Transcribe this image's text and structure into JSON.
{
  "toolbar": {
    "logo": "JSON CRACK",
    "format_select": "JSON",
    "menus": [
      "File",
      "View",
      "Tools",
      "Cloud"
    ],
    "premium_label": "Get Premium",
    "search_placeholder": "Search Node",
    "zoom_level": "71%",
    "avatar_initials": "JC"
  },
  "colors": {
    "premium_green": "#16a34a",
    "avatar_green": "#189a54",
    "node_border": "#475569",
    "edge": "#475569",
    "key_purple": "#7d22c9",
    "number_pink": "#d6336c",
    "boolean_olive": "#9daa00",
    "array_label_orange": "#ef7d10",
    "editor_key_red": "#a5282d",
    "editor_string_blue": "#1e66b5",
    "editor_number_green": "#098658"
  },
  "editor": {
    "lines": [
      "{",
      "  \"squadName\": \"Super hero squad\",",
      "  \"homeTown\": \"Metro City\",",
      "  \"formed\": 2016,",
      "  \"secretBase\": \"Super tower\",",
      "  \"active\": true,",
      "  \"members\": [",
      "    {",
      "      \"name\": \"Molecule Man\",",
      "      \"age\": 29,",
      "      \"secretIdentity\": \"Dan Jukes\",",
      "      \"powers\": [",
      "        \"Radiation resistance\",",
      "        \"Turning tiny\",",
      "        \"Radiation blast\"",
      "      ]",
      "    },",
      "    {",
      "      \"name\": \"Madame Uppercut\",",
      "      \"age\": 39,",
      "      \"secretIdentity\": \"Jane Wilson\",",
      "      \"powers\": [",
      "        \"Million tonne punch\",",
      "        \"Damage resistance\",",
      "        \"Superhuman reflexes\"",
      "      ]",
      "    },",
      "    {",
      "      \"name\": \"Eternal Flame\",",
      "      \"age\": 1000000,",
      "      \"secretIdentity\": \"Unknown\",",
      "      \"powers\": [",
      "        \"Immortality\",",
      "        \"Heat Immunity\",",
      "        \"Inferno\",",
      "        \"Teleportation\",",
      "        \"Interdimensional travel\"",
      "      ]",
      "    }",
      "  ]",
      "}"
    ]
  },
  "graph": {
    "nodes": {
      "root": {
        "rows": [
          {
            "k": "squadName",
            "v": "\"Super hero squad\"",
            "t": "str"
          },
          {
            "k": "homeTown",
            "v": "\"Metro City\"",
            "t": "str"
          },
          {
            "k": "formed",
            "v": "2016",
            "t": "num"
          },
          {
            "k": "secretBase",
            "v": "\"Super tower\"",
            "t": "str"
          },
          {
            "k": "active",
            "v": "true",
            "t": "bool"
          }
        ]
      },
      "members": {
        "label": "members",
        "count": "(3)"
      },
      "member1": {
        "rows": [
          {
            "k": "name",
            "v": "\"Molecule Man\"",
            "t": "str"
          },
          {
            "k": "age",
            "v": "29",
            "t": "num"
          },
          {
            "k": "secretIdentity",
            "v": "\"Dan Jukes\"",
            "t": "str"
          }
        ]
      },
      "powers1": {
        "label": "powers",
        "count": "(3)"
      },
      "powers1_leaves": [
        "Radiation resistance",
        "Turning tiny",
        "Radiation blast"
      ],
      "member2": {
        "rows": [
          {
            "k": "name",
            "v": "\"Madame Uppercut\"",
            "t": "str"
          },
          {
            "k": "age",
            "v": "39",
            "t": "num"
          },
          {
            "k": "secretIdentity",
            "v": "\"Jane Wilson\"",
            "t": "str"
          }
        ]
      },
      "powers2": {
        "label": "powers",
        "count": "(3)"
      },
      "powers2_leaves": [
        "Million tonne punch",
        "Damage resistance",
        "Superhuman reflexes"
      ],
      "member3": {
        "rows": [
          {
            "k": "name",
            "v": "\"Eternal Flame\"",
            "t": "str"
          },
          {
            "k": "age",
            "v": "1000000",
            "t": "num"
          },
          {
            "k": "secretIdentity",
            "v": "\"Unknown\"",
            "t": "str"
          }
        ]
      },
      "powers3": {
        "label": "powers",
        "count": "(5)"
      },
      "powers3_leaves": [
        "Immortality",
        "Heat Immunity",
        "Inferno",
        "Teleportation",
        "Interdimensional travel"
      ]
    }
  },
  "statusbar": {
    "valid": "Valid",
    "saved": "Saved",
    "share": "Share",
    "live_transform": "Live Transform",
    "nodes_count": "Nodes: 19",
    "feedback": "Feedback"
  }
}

***

▸ Task to complete: Copy out every line of the data above, exactly as given.

▸ Finished exercise:
Transcribe this image's text and structure into JSON.
{
  "toolbar": {
    "logo": "JSON CRACK",
    "format_select": "JSON",
    "menus": [
      "File",
      "View",
      "Tools",
      "Cloud"
    ],
    "premium_label": "Get Premium",
    "search_placeholder": "Search Node",
    "zoom_level": "71%",
    "avatar_initials": "JC"
  },
  "colors": {
    "premium_green": "#16a34a",
    "avatar_green": "#189a54",
    "node_border": "#475569",
    "edge": "#475569",
    "key_purple": "#7d22c9",
    "number_pink": "#d6336c",
    "boolean_olive": "#9daa00",
    "array_label_orange": "#ef7d10",
    "editor_key_red": "#a5282d",
    "editor_string_blue": "#1e66b5",
    "editor_number_green": "#098658"
  },
  "editor": {
    "lines": [
      "{",
      "  \"squadName\": \"Super hero squad\",",
      "  \"homeTown\": \"Metro City\",",
      "  \"formed\": 2016,",
      "  \"secretBase\": \"Super tower\",",
      "  \"active\": true,",
      "  \"members\": [",
      "    {",
      "      \"name\": \"Molecule Man\",",
      "      \"age\": 29,",
      "      \"secretIdentity\": \"Dan Jukes\",",
      "      \"powers\": [",
      "        \"Radiation resistance\",",
      "        \"Turning tiny\",",
      "        \"Radiation blast\"",
      "      ]",
      "    },",
      "    {",
      "      \"name\": \"Madame Uppercut\",",
      "      \"age\": 39,",
      "      \"secretIdentity\": \"Jane Wilson\",",
      "      \"powers\": [",
      "        \"Million tonne punch\",",
      "        \"Damage resistance\",",
      "        \"Superhuman reflexes\"",
      "      ]",
      "    },",
      "    {",
      "      \"name\": \"Eternal Flame\",",
      "      \"age\": 1000000,",
      "      \"secretIdentity\": \"Unknown\",",
      "      \"powers\": [",
      "        \"Immortality\",",
      "        \"Heat Immunity\",",
      "        \"Inferno\",",
      "        \"Teleportation\",",
      "        \"Interdimensional travel\"",
      "      ]",
      "    }",
      "  ]",
      "}"
    ]
  },
  "graph": {
    "nodes": {
      "root": {
        "rows": [
          {
            "k": "squadName",
            "v": "\"Super hero squad\"",
            "t": "str"
          },
          {
            "k": "homeTown",
            "v": "\"Metro City\"",
            "t": "str"
          },
          {
            "k": "formed",
            "v": "2016",
            "t": "num"
          },
          {
            "k": "secretBase",
            "v": "\"Super tower\"",
            "t": "str"
          },
          {
            "k": "active",
            "v": "true",
            "t": "bool"
          }
        ]
      },
      "members": {
        "label": "members",
        "count": "(3)"
      },
      "member1": {
        "rows": [
          {
            "k": "name",
            "v": "\"Molecule Man\"",
            "t": "str"
          },
          {
            "k": "age",
            "v": "29",
            "t": "num"
          },
          {
            "k": "secretIdentity",
            "v": "\"Dan Jukes\"",
            "t": "str"
          }
        ]
      },
      "powers1": {
        "label": "powers",
        "count": "(3)"
      },
      "powers1_leaves": [
        "Radiation resistance",
        "Turning tiny",
        "Radiation blast"
      ],
      "member2": {
        "rows": [
          {
            "k": "name",
            "v": "\"Madame Uppercut\"",
            "t": "str"
          },
          {
            "k": "age",
            "v": "39",
            "t": "num"
          },
          {
            "k": "secretIdentity",
            "v": "\"Jane Wilson\"",
            "t": "str"
          }
        ]
      },
      "powers2": {
        "label": "powers",
        "count": "(3)"
      },
      "powers2_leaves": [
        "Million tonne punch",
        "Damage resistance",
        "Superhuman reflexes"
      ],
      "member3": {
        "rows": [
          {
            "k": "name",
            "v": "\"Eternal Flame\"",
            "t": "str"
          },
          {
            "k": "age",
            "v": "1000000",
            "t": "num"
          },
          {
            "k": "secretIdentity",
            "v": "\"Unknown\"",
            "t": "str"
          }
        ]
      },
      "powers3": {
        "label": "powers",
        "count": "(5)"
      },
      "powers3_leaves": [
        "Immortality",
        "Heat Immunity",
        "Inferno",
        "Teleportation",
        "Interdimensional travel"
      ]
    }
  },
  "statusbar": {
    "valid": "Valid",
    "saved": "Saved",
    "share": "Share",
    "live_transform": "Live Transform",
    "nodes_count": "Nodes: 19",
    "feedback": "Feedback"
  }
}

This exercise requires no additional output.